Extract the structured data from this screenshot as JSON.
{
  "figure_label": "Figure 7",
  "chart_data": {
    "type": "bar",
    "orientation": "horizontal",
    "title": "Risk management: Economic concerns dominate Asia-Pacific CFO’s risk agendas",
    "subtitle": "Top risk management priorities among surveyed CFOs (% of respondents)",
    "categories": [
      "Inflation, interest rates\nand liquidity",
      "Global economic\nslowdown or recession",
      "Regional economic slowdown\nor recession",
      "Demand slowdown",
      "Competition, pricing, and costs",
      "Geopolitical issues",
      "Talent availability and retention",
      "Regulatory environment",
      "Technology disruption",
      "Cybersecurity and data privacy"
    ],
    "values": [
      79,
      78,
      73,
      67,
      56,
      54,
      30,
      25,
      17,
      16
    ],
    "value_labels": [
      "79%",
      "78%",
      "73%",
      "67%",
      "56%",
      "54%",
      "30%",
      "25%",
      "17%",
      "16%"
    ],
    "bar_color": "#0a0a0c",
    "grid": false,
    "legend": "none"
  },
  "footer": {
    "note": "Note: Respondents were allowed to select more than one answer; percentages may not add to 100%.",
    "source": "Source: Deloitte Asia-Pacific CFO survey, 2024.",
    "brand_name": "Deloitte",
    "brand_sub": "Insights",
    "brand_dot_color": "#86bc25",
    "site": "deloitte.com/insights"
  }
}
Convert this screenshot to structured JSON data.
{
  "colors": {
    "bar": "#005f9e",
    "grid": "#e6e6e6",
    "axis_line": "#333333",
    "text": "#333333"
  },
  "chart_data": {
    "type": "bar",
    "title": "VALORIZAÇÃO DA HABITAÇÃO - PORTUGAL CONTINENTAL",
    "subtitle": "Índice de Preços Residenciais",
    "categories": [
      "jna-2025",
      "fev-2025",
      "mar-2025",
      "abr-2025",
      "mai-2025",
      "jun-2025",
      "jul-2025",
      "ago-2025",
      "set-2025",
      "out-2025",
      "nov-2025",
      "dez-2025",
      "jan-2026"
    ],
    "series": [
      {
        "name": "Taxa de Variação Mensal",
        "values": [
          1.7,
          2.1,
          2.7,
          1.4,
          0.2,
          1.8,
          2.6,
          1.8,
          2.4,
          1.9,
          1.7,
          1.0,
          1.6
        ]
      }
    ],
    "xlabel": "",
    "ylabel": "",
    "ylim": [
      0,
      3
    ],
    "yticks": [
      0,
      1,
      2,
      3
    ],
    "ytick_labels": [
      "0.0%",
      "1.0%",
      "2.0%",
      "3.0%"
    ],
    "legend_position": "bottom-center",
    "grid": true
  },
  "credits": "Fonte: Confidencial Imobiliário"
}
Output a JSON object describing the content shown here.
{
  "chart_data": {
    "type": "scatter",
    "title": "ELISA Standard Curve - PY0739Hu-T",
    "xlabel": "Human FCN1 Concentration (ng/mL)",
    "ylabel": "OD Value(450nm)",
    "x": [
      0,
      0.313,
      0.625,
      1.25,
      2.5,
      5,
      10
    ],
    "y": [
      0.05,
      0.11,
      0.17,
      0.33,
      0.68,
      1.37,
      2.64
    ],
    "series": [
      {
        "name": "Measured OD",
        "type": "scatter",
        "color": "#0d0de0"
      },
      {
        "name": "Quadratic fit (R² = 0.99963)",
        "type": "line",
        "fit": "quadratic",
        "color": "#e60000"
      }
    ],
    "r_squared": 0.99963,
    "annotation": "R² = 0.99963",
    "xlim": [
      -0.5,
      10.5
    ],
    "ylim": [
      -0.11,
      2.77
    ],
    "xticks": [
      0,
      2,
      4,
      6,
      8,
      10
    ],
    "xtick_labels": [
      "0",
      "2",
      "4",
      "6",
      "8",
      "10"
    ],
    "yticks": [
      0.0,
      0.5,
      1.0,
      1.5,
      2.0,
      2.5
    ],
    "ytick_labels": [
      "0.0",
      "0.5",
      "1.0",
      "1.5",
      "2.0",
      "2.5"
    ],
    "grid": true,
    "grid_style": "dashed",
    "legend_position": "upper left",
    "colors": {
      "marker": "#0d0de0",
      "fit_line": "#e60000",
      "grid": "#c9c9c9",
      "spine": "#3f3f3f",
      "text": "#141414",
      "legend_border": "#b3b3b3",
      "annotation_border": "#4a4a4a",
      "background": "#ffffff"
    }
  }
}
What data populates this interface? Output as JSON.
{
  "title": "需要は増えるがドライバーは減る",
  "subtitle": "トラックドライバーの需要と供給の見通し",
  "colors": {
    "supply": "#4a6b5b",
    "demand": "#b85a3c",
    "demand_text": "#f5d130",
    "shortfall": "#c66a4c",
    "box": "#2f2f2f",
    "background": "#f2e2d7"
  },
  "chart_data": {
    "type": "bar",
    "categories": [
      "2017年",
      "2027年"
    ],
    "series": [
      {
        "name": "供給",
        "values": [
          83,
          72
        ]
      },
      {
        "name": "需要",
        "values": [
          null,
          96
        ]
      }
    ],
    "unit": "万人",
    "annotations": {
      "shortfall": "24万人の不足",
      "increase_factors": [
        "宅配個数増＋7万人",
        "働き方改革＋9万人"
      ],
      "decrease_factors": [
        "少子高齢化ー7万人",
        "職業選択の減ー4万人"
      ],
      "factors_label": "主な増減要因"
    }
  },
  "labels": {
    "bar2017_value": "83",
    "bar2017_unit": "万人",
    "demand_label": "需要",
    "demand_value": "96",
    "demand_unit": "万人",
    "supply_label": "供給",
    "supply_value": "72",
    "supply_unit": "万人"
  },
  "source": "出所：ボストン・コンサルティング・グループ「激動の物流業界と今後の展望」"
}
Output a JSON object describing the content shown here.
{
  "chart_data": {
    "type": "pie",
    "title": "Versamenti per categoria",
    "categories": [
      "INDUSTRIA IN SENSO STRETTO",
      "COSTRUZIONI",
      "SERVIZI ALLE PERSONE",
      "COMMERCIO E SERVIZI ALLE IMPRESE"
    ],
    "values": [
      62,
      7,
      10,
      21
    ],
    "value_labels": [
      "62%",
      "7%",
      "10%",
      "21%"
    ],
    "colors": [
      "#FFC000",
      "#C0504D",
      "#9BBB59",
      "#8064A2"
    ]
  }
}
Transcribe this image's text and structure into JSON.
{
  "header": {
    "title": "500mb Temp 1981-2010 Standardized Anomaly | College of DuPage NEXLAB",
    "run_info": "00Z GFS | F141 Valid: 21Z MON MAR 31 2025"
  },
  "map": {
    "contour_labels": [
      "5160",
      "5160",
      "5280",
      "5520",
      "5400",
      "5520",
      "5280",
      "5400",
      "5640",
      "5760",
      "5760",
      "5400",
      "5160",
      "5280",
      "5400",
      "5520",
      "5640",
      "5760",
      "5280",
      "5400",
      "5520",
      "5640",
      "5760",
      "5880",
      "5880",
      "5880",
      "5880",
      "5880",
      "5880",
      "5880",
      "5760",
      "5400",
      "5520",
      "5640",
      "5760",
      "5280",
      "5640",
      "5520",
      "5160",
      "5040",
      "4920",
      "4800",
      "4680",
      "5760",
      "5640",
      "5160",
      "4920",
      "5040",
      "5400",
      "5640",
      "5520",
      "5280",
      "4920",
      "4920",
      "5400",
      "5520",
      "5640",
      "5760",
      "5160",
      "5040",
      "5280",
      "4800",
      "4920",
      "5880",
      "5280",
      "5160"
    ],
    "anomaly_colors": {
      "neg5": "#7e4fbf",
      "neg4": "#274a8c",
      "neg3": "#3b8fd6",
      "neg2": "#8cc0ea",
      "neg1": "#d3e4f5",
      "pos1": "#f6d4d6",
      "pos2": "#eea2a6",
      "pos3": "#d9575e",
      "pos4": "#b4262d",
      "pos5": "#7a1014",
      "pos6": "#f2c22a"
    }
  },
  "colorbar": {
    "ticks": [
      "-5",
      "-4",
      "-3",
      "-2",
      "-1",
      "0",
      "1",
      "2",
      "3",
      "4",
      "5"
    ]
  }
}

+===+

* Exercise prompt: Copy every line of the records above that contains "Asia".

* Task output:
    "title": "Risk management: Economic concerns dominate Asia-Pacific CFO’s risk agendas",
    "source": "Source: Deloitte Asia-Pacific CFO survey, 2024.",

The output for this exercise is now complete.